##### Task input #####

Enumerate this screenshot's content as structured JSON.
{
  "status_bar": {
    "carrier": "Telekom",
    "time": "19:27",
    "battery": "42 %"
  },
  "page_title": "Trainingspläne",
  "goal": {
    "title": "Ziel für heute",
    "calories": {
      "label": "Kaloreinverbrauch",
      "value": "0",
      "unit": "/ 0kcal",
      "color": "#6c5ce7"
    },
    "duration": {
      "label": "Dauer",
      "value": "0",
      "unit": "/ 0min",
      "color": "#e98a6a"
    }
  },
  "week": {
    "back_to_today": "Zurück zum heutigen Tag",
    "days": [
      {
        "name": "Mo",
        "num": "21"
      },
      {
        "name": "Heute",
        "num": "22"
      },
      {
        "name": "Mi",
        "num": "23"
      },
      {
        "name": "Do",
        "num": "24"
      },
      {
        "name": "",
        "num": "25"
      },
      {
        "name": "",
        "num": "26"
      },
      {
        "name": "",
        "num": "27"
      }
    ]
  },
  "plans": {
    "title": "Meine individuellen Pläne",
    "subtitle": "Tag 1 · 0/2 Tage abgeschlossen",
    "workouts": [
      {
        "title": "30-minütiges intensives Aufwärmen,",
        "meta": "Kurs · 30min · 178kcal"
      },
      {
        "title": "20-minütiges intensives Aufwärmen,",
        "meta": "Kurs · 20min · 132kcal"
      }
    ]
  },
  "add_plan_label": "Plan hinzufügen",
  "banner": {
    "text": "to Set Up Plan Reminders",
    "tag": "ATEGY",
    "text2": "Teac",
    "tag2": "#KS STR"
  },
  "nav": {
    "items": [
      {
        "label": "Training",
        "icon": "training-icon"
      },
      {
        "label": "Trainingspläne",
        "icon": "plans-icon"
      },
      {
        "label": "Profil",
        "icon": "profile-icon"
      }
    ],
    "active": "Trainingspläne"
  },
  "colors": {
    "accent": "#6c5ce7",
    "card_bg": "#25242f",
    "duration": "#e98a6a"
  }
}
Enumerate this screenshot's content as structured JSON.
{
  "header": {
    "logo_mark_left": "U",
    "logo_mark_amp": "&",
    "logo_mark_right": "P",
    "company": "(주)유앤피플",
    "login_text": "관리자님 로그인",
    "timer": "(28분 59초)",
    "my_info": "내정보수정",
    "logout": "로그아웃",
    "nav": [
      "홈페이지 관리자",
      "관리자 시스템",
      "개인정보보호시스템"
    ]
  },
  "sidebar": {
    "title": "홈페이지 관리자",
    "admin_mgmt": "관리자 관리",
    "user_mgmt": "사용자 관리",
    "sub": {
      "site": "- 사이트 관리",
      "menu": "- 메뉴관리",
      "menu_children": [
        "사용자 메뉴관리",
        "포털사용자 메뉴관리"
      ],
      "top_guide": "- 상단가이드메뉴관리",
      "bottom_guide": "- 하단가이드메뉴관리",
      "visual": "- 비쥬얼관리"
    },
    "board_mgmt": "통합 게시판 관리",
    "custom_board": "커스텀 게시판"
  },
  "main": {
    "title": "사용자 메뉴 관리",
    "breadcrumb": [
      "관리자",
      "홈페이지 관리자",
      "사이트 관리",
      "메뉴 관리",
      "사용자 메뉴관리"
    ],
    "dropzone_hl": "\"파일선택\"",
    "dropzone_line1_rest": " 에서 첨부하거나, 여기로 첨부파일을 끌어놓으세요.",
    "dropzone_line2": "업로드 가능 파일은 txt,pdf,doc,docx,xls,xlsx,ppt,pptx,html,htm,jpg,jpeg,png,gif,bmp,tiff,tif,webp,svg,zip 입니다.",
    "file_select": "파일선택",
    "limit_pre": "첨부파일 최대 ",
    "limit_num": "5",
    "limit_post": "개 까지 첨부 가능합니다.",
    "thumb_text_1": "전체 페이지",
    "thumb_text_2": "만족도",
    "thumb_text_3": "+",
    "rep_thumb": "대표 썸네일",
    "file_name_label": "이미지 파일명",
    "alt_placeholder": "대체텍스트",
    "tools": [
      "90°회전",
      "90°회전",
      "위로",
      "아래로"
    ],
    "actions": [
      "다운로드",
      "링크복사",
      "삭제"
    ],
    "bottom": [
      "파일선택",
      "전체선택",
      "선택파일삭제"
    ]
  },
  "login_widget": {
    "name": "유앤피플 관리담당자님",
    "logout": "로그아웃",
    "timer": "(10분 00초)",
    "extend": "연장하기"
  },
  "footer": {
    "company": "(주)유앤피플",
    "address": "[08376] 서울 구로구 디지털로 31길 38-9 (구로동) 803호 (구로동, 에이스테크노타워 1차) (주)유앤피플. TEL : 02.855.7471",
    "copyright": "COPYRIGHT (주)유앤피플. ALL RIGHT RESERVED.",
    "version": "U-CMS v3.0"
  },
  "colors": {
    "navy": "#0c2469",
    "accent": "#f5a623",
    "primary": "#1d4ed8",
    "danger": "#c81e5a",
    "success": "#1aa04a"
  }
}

#####

▶ _Directions_: Across the records above, count the lines holding "유앤피플" and reply with that number alone.

▶ _Finished exercise_: 5